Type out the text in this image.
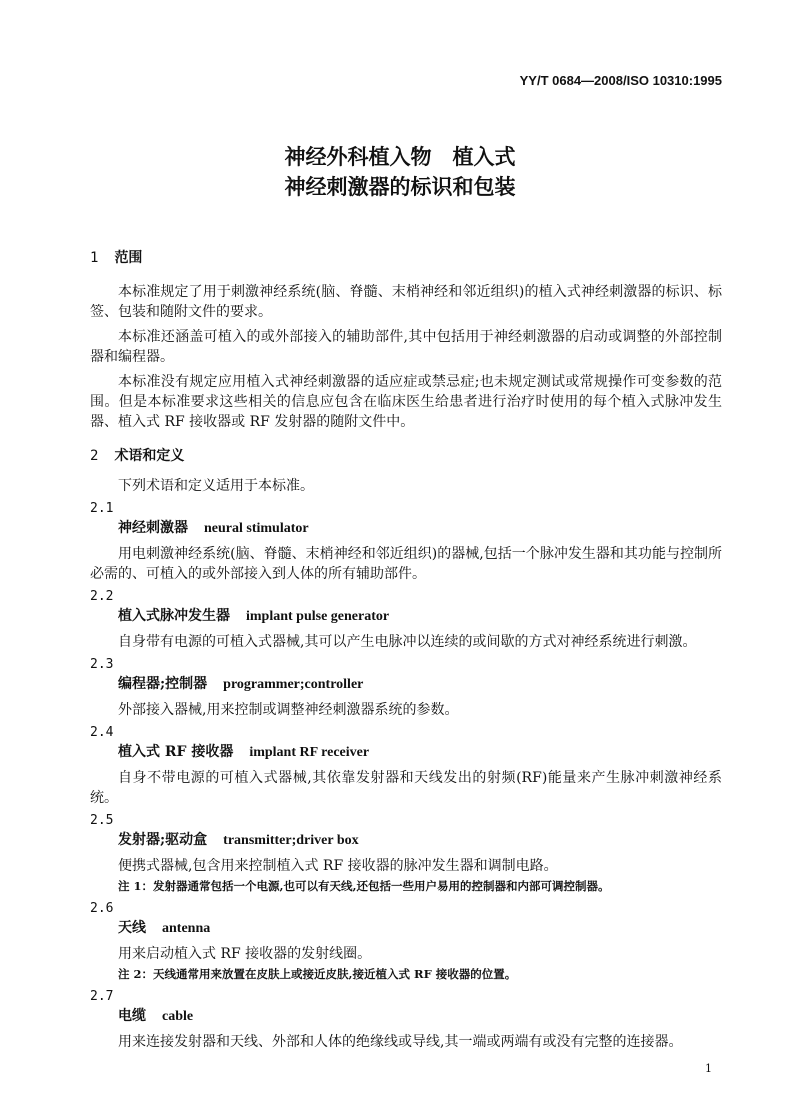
YY/T 0684—2008/ISO 10310:1995
神经外科植入物　植入式
神经刺激器的标识和包装
1 范围

本标准规定了用于刺激神经系统(脑、脊髓、末梢神经和邻近组织)的植入式神经刺激器的标识、标签、包装和随附文件的要求。

本标准还涵盖可植入的或外部接入的辅助部件,其中包括用于神经刺激器的启动或调整的外部控制器和编程器。

本标准没有规定应用植入式神经刺激器的适应症或禁忌症;也未规定测试或常规操作可变参数的范围。但是本标准要求这些相关的信息应包含在临床医生给患者进行治疗时使用的每个植入式脉冲发生器、植入式 RF 接收器或 RF 发射器的随附文件中。

2 术语和定义

下列术语和定义适用于本标准。

2.1
神经刺激器 neural stimulator

用电刺激神经系统(脑、脊髓、末梢神经和邻近组织)的器械,包括一个脉冲发生器和其功能与控制所必需的、可植入的或外部接入到人体的所有辅助部件。

2.2
植入式脉冲发生器 implant pulse generator

自身带有电源的可植入式器械,其可以产生电脉冲以连续的或间歇的方式对神经系统进行刺激。

2.3
编程器;控制器 programmer;controller

外部接入器械,用来控制或调整神经刺激器系统的参数。

2.4
植入式 RF 接收器 implant RF receiver

自身不带电源的可植入式器械,其依靠发射器和天线发出的射频(RF)能量来产生脉冲刺激神经系统。

2.5
发射器;驱动盒 transmitter;driver box

便携式器械,包含用来控制植入式 RF 接收器的脉冲发生器和调制电路。

注 1：发射器通常包括一个电源,也可以有天线,还包括一些用户易用的控制器和内部可调控制器。
2.6
天线 antenna

用来启动植入式 RF 接收器的发射线圈。

注 2：天线通常用来放置在皮肤上或接近皮肤,接近植入式 RF 接收器的位置。
2.7
电缆 cable

用来连接发射器和天线、外部和人体的绝缘线或导线,其一端或两端有或没有完整的连接器。

1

TASK REQUIREMENTS:
Copy every line of the material in which the word "末梢神经和邻近组织" occurs.

ANSWER FOR THE TASK:
本标准规定了用于刺激神经系统(脑、脊髓、末梢神经和邻近组织)的植入式神经刺激器的标识、标签、包装和随附文件的要求。
用电刺激神经系统(脑、脊髓、末梢神经和邻近组织)的器械,包括一个脉冲发生器和其功能与控制所必需的、可植入的或外部接入到人体的所有辅助部件。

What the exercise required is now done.